# [Short task]
Starting with the first line below and stopping after the line containing "chain-stitch-symbol — [1318, 1400, 1332, 1406]", write those lines out again with every "crab-stitch-symbol" replaced by "reverse-sc-symbol" and nothing else changed.
┏━━
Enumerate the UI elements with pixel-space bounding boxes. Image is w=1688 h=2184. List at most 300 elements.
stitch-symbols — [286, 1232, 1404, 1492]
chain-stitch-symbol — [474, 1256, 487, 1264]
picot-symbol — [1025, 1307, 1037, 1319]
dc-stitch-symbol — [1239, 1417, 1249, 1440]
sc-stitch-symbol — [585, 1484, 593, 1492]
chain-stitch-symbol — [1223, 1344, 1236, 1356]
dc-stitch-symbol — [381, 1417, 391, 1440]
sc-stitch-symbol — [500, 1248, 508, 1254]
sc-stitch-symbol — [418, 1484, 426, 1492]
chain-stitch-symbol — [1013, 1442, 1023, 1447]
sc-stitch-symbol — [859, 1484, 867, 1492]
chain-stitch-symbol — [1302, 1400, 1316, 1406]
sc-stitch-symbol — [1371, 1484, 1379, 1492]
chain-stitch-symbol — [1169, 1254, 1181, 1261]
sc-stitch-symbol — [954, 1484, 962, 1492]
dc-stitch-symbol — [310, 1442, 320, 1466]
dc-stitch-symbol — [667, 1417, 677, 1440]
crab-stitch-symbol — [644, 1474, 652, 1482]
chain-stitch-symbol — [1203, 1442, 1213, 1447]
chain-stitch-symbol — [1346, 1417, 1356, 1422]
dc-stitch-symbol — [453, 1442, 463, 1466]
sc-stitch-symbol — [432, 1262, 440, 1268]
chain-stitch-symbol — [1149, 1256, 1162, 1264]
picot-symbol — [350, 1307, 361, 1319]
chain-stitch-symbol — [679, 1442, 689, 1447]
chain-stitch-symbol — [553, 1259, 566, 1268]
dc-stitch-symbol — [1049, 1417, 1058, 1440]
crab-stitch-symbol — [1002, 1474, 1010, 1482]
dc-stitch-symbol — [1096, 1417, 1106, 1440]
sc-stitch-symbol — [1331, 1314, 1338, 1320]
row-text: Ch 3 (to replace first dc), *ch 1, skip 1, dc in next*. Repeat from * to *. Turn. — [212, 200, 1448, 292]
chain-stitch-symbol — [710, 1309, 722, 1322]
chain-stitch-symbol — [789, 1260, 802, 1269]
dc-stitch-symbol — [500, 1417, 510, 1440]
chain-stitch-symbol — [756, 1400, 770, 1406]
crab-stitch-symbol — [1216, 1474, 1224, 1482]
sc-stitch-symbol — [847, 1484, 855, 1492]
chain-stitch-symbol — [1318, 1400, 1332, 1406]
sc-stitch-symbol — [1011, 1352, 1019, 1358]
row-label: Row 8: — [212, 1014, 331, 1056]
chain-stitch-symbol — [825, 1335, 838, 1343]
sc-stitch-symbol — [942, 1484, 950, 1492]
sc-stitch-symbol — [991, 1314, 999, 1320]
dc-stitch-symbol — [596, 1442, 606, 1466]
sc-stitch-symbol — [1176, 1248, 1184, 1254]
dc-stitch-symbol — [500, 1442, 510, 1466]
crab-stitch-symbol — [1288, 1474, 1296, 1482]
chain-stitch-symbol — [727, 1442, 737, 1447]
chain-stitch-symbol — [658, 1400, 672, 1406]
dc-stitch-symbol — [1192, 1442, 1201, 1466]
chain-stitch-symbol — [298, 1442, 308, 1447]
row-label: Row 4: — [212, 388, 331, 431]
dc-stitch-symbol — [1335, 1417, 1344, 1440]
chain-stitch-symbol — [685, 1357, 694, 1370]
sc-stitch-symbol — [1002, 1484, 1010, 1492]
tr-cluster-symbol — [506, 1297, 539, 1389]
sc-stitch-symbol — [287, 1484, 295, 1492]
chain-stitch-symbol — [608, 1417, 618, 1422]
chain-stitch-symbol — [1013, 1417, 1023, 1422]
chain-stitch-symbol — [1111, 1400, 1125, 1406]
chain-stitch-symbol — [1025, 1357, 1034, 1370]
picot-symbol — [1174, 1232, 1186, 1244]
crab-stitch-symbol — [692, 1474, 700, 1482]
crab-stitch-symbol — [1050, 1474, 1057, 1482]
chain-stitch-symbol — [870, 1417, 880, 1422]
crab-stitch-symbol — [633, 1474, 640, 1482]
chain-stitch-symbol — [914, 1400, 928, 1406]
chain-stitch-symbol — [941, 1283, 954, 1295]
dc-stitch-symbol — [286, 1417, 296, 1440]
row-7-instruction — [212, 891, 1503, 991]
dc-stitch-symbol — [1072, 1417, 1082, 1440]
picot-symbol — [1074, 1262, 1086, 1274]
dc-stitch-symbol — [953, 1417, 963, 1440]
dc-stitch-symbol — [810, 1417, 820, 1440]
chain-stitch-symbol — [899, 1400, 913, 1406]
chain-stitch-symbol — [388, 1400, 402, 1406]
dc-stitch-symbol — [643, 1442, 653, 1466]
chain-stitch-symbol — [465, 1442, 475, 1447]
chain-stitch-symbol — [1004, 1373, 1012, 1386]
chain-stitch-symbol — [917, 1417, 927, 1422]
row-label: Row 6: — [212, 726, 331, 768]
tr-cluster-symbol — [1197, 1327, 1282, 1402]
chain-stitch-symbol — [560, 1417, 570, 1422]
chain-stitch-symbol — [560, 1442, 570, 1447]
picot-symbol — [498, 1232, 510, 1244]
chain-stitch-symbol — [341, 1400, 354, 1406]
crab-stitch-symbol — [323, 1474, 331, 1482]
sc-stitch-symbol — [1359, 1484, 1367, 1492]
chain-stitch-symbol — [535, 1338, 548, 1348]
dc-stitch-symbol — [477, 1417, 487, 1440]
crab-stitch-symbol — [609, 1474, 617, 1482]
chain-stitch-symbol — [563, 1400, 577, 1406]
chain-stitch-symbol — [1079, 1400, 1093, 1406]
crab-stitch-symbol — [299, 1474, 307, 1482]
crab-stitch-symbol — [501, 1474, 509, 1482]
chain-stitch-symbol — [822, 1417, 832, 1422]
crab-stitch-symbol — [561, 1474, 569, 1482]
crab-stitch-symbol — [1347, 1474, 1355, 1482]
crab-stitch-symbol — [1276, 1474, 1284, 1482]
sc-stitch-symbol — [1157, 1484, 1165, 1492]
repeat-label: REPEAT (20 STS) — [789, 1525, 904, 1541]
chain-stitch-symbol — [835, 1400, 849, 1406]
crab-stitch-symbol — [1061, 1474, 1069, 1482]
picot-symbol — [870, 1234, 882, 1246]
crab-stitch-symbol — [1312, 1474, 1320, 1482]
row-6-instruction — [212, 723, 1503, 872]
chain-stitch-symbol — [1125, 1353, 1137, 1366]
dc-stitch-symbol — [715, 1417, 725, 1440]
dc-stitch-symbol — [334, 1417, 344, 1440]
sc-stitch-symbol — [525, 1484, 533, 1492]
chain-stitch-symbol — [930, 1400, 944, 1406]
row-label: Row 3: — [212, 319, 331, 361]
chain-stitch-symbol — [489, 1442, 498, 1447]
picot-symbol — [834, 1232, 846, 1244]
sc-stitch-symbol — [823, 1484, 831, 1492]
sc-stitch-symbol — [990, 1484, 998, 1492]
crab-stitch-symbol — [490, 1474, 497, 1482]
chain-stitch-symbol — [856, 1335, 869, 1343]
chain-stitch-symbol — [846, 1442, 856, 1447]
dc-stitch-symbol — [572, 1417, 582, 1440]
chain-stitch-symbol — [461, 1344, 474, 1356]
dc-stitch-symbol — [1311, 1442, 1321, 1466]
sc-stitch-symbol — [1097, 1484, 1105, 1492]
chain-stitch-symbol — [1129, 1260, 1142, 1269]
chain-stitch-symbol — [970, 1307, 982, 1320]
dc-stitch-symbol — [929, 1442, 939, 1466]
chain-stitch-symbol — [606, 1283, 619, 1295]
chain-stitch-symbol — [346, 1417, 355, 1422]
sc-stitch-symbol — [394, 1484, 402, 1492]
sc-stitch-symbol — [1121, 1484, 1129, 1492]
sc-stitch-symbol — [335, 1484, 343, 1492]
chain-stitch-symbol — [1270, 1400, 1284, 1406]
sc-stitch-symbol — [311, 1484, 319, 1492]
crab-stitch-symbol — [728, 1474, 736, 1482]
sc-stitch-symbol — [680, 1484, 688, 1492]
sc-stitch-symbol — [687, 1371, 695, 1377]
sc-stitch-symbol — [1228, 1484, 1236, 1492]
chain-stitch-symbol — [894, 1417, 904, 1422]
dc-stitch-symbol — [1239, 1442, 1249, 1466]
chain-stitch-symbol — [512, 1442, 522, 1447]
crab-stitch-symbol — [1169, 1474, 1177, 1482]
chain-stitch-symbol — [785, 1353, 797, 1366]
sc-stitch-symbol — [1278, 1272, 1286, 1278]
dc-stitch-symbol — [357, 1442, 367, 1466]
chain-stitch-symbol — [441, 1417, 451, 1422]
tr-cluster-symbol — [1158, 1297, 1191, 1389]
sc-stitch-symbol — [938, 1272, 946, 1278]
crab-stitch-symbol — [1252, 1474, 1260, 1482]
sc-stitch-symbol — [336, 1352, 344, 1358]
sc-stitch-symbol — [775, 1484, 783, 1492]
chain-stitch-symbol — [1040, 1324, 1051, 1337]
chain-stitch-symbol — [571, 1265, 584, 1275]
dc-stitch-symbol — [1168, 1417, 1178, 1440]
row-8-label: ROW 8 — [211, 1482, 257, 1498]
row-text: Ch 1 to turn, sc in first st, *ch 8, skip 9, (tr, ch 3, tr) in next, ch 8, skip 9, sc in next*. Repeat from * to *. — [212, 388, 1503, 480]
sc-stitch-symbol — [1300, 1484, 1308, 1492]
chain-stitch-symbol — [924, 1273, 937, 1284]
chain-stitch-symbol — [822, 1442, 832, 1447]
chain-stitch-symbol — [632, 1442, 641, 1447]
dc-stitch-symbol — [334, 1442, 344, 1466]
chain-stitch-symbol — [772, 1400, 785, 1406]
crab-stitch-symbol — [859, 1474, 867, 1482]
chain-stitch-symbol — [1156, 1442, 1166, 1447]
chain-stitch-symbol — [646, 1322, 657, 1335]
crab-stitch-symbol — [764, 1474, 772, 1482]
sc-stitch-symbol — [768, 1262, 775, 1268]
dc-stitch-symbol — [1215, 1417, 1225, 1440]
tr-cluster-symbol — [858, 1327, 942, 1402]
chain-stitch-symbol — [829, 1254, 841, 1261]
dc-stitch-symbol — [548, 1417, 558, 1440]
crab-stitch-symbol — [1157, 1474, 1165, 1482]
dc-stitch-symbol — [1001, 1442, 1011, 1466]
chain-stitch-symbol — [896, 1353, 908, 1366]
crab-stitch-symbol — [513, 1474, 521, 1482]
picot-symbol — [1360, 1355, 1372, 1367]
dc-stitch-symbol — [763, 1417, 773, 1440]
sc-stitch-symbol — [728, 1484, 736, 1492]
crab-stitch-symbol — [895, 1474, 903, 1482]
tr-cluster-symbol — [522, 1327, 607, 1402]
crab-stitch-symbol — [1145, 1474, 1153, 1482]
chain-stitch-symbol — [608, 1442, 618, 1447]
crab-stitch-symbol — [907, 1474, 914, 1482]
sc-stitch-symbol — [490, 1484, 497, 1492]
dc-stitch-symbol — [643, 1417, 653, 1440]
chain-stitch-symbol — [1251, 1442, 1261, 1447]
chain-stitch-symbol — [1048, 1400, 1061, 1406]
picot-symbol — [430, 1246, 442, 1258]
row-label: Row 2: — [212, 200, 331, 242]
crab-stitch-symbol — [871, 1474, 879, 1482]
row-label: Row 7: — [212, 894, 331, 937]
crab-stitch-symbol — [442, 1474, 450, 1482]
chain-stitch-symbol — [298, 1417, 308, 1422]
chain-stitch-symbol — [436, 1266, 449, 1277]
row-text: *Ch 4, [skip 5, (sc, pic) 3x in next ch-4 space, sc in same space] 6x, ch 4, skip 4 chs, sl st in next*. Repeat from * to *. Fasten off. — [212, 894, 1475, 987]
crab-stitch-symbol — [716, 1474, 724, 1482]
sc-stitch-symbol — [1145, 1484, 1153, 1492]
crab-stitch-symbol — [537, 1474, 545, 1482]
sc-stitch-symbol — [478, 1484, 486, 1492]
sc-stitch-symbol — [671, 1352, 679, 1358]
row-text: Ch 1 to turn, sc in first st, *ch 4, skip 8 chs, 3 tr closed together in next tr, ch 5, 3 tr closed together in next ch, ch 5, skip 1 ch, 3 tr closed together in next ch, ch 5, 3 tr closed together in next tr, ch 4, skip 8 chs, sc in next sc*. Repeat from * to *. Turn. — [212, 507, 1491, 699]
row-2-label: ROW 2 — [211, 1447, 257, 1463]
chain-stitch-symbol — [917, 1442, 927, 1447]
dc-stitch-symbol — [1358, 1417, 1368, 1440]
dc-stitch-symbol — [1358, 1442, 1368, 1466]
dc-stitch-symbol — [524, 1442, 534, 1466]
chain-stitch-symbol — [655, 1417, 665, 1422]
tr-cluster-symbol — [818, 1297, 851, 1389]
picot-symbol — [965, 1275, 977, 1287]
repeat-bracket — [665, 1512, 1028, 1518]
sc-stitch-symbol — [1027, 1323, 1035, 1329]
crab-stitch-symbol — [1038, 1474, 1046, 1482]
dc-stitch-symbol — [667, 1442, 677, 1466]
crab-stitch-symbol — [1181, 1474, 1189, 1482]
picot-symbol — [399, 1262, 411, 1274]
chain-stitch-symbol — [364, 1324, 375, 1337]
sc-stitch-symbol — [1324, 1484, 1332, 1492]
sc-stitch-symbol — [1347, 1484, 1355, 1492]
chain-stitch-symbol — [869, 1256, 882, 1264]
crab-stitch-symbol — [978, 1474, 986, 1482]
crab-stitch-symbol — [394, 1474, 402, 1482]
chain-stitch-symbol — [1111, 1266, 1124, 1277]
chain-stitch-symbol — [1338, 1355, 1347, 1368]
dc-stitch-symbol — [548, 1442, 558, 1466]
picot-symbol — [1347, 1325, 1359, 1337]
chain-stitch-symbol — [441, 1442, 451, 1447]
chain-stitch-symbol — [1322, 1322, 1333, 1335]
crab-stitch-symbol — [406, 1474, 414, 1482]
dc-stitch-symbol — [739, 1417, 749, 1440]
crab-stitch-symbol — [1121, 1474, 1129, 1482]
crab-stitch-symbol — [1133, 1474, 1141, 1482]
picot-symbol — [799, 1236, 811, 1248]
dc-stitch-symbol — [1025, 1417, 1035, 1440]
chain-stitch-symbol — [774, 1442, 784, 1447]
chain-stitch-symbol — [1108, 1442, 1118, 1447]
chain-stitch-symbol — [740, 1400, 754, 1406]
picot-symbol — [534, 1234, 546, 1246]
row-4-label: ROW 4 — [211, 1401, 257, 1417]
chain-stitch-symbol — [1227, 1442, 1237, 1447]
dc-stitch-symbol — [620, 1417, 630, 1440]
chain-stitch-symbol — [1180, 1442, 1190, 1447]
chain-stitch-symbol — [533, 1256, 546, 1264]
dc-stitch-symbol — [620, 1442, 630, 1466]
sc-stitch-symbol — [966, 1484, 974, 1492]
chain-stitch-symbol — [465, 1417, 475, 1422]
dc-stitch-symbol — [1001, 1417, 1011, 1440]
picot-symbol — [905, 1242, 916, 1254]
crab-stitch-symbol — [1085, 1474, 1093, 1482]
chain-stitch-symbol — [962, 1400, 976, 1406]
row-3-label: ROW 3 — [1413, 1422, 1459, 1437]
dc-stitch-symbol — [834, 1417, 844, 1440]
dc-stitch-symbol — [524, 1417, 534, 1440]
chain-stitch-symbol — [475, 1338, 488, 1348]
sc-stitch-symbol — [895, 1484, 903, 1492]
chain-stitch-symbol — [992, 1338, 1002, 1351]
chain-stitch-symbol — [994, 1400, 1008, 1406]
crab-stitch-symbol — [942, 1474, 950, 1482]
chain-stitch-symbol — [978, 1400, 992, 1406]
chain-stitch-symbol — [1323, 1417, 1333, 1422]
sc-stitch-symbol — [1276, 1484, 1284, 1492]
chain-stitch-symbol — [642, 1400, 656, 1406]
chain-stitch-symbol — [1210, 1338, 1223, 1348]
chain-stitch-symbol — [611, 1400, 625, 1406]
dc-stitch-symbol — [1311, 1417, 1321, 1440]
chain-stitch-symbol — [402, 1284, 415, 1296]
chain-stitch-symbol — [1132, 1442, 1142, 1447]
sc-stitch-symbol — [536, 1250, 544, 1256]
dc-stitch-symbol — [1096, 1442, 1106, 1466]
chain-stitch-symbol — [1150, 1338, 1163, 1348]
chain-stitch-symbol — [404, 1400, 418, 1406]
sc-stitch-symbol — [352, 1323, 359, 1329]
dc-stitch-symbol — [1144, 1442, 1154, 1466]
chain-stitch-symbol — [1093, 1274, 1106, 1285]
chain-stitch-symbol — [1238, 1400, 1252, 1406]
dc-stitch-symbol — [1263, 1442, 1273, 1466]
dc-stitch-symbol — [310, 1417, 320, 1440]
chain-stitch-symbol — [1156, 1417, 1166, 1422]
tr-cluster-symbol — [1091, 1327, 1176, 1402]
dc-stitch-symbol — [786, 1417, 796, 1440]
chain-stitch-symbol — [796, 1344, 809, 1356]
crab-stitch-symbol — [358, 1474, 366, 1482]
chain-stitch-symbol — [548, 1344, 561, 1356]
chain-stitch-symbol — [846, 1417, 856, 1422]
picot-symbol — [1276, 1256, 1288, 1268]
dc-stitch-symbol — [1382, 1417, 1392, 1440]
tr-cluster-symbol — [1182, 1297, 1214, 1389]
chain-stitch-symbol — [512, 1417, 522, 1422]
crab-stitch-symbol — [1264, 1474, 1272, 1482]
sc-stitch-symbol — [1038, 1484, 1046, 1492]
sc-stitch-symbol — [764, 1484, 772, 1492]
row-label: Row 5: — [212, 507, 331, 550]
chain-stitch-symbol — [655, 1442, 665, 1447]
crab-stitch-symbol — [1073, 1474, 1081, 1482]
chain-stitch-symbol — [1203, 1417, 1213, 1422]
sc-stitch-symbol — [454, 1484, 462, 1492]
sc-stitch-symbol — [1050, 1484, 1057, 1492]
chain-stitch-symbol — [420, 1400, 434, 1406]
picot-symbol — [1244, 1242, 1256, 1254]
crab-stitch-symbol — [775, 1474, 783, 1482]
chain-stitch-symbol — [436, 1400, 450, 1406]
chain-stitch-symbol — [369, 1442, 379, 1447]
┗━━
# [Finished answer]
Enumerate the UI elements with pixel-space bounding boxes. Image is w=1688 h=2184. List at most 300 elements.
stitch-symbols — [286, 1232, 1404, 1492]
chain-stitch-symbol — [474, 1256, 487, 1264]
picot-symbol — [1025, 1307, 1037, 1319]
dc-stitch-symbol — [1239, 1417, 1249, 1440]
sc-stitch-symbol — [585, 1484, 593, 1492]
chain-stitch-symbol — [1223, 1344, 1236, 1356]
dc-stitch-symbol — [381, 1417, 391, 1440]
sc-stitch-symbol — [500, 1248, 508, 1254]
sc-stitch-symbol — [418, 1484, 426, 1492]
chain-stitch-symbol — [1013, 1442, 1023, 1447]
sc-stitch-symbol — [859, 1484, 867, 1492]
chain-stitch-symbol — [1302, 1400, 1316, 1406]
sc-stitch-symbol — [1371, 1484, 1379, 1492]
chain-stitch-symbol — [1169, 1254, 1181, 1261]
sc-stitch-symbol — [954, 1484, 962, 1492]
dc-stitch-symbol — [310, 1442, 320, 1466]
dc-stitch-symbol — [667, 1417, 677, 1440]
reverse-sc-symbol — [644, 1474, 652, 1482]
chain-stitch-symbol — [1203, 1442, 1213, 1447]
chain-stitch-symbol — [1346, 1417, 1356, 1422]
dc-stitch-symbol — [453, 1442, 463, 1466]
sc-stitch-symbol — [432, 1262, 440, 1268]
chain-stitch-symbol — [1149, 1256, 1162, 1264]
picot-symbol — [350, 1307, 361, 1319]
chain-stitch-symbol — [679, 1442, 689, 1447]
chain-stitch-symbol — [553, 1259, 566, 1268]
dc-stitch-symbol — [1049, 1417, 1058, 1440]
reverse-sc-symbol — [1002, 1474, 1010, 1482]
dc-stitch-symbol — [1096, 1417, 1106, 1440]
sc-stitch-symbol — [1331, 1314, 1338, 1320]
row-text: Ch 3 (to replace first dc), *ch 1, skip 1, dc in next*. Repeat from * to *. Turn. — [212, 200, 1448, 292]
chain-stitch-symbol — [710, 1309, 722, 1322]
chain-stitch-symbol — [789, 1260, 802, 1269]
dc-stitch-symbol — [500, 1417, 510, 1440]
chain-stitch-symbol — [756, 1400, 770, 1406]
reverse-sc-symbol — [1216, 1474, 1224, 1482]
sc-stitch-symbol — [847, 1484, 855, 1492]
chain-stitch-symbol — [1318, 1400, 1332, 1406]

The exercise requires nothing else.